(What the exercise asks): Each entry that follows is to be retyped exactly. Pictures do not belong in the copy.

** START OF Records to use **

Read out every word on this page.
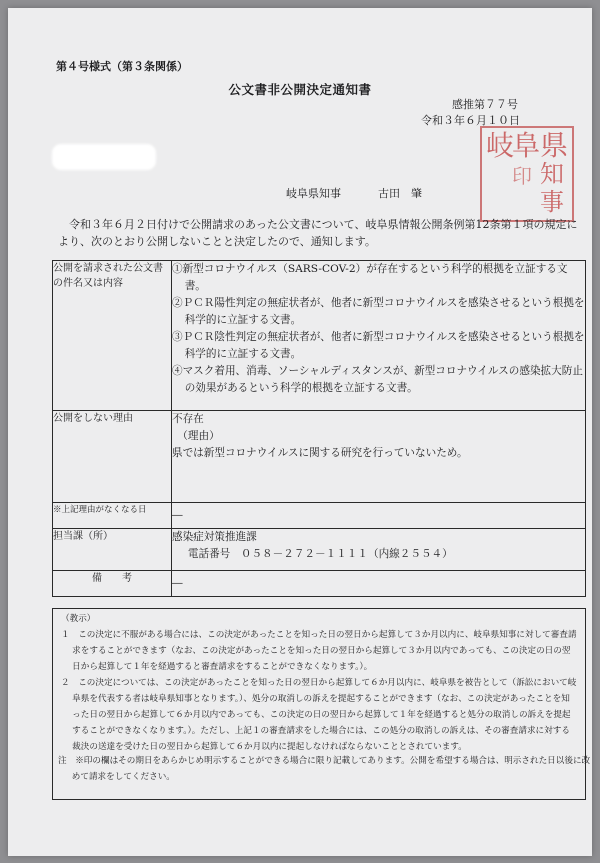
第４号様式（第３条関係）
公文書非公開決定通知書
感推第７７号
令和３年６月１０日
岐阜県知事	古田　肇
県
知
事
岐
阜
印
令和３年６月２日付けで公開請求のあった公文書について、岐阜県情報公開条例第12条第１項の規定により、次のとおり公開しないことと決定したので、通知します。
公開を請求された公文書の件名又は内容	①新型コロナウイルス（SARS-COV-2）が存在するという科学的根拠を立証する文書。
②ＰＣＲ陽性判定の無症状者が、他者に新型コロナウイルスを感染させるという根拠を科学的に立証する文書。
③ＰＣＲ陰性判定の無症状者が、他者に新型コロナウイルスを感染させるという根拠を科学的に立証する文書。
④マスク着用、消毒、ソーシャルディスタンスが、新型コロナウイルスの感染拡大防止の効果があるという科学的根拠を立証する文書。

公開をしない理由	不存在
（理由）
県では新型コロナウイルスに関する研究を行っていないため。

※上記理由がなくなる日	―
担当課（所）	感染症対策推進課
電話番号　０５８－２７２－１１１１（内線２５５４）

備　　考	―

（教示）

１　この決定に不服がある場合には、この決定があったことを知った日の翌日から起算して３か月以内に、岐阜県知事に対して審査請求をすることができます（なお、この決定があったことを知った日の翌日から起算して３か月以内であっても、この決定の日の翌日から起算して１年を経過すると審査請求をすることができなくなります。）。

２　この決定については、この決定があったことを知った日の翌日から起算して６か月以内に、岐阜県を被告として（訴訟において岐阜県を代表する者は岐阜県知事となります。）、処分の取消しの訴えを提起することができます（なお、この決定があったことを知った日の翌日から起算して６か月以内であっても、この決定の日の翌日から起算して１年を経過すると処分の取消しの訴えを提起することができなくなります。）。ただし、上記１の審査請求をした場合には、この処分の取消しの訴えは、その審査請求に対する裁決の送達を受けた日の翌日から起算して６か月以内に提起しなければならないこととされています。

注　※印の欄はその期日をあらかじめ明示することができる場合に限り記載してあります。公開を希望する場合は、明示された日以後に改めて請求をしてください。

** END OF Records to use **

(Result):
Read out every word on this page.
第４号様式（第３条関係）
公文書非公開決定通知書
感推第７７号
令和３年６月１０日
岐阜県知事	古田　肇
県
知
事
岐
阜
印
令和３年６月２日付けで公開請求のあった公文書について、岐阜県情報公開条例第12条第１項の規定により、次のとおり公開しないことと決定したので、通知します。
公開を請求された公文書の件名又は内容	①新型コロナウイルス（SARS-COV-2）が存在するという科学的根拠を立証する文書。
②ＰＣＲ陽性判定の無症状者が、他者に新型コロナウイルスを感染させるという根拠を科学的に立証する文書。
③ＰＣＲ陰性判定の無症状者が、他者に新型コロナウイルスを感染させるという根拠を科学的に立証する文書。
④マスク着用、消毒、ソーシャルディスタンスが、新型コロナウイルスの感染拡大防止の効果があるという科学的根拠を立証する文書。

公開をしない理由	不存在
（理由）
県では新型コロナウイルスに関する研究を行っていないため。

※上記理由がなくなる日	―
担当課（所）	感染症対策推進課
電話番号　０５８－２７２－１１１１（内線２５５４）

備　　考	―

（教示）

１　この決定に不服がある場合には、この決定があったことを知った日の翌日から起算して３か月以内に、岐阜県知事に対して審査請求をすることができます（なお、この決定があったことを知った日の翌日から起算して３か月以内であっても、この決定の日の翌日から起算して１年を経過すると審査請求をすることができなくなります。）。

２　この決定については、この決定があったことを知った日の翌日から起算して６か月以内に、岐阜県を被告として（訴訟において岐阜県を代表する者は岐阜県知事となります。）、処分の取消しの訴えを提起することができます（なお、この決定があったことを知った日の翌日から起算して６か月以内であっても、この決定の日の翌日から起算して１年を経過すると処分の取消しの訴えを提起することができなくなります。）。ただし、上記１の審査請求をした場合には、この処分の取消しの訴えは、その審査請求に対する裁決の送達を受けた日の翌日から起算して６か月以内に提起しなければならないこととされています。

注　※印の欄はその期日をあらかじめ明示することができる場合に限り記載してあります。公開を希望する場合は、明示された日以後に改めて請求をしてください。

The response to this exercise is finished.